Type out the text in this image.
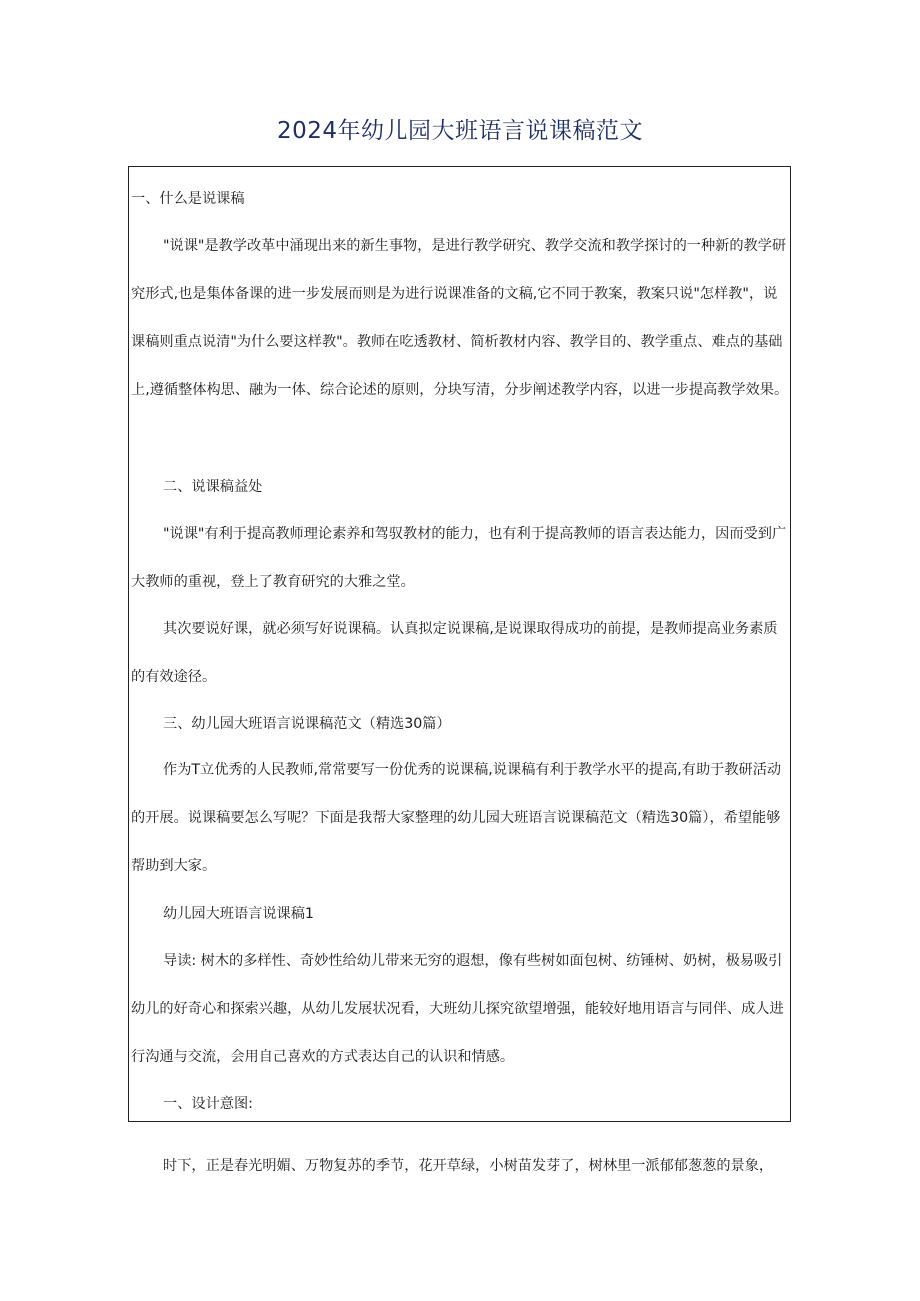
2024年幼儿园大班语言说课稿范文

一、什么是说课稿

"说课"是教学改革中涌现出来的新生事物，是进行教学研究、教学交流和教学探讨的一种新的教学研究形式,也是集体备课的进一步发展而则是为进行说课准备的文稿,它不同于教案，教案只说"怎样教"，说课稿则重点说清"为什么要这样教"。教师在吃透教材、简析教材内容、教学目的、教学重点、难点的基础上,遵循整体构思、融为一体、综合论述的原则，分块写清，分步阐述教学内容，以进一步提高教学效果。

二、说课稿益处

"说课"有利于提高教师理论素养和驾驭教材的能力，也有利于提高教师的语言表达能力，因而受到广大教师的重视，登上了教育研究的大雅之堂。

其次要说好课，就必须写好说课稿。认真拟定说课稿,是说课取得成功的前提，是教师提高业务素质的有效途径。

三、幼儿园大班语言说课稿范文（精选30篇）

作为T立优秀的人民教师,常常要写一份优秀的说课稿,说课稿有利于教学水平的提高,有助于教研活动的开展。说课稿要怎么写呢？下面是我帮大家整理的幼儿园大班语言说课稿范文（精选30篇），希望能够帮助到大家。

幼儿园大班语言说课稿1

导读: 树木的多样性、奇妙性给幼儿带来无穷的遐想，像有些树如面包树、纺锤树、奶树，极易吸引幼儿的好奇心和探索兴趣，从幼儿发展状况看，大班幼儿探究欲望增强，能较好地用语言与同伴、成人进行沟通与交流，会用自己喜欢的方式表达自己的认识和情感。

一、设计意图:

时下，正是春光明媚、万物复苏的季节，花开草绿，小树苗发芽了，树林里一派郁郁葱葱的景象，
════════════════════
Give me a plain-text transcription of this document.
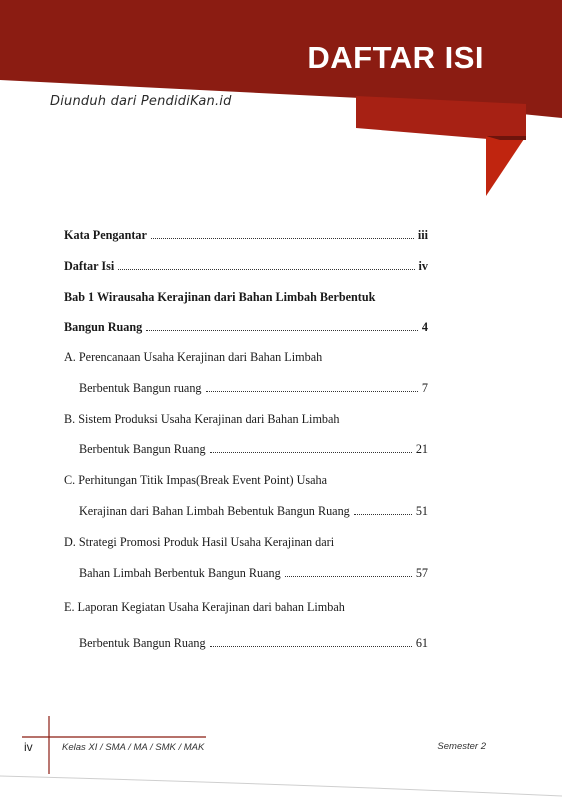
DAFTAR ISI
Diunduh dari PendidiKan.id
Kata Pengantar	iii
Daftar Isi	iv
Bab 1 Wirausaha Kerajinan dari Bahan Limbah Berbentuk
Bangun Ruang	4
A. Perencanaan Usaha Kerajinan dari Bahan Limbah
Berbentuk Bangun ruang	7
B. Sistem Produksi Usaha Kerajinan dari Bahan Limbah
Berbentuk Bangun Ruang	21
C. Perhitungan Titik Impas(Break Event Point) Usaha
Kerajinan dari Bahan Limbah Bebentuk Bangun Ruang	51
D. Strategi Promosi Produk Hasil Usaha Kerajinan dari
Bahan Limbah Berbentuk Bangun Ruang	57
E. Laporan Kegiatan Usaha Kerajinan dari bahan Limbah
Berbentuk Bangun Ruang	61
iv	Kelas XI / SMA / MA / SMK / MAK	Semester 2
════════════════════
*WHAT TO DO:*
Check each line in the listing above for the string "this", then report how many lines contain it, with no other text.

*SOLUTION:*
2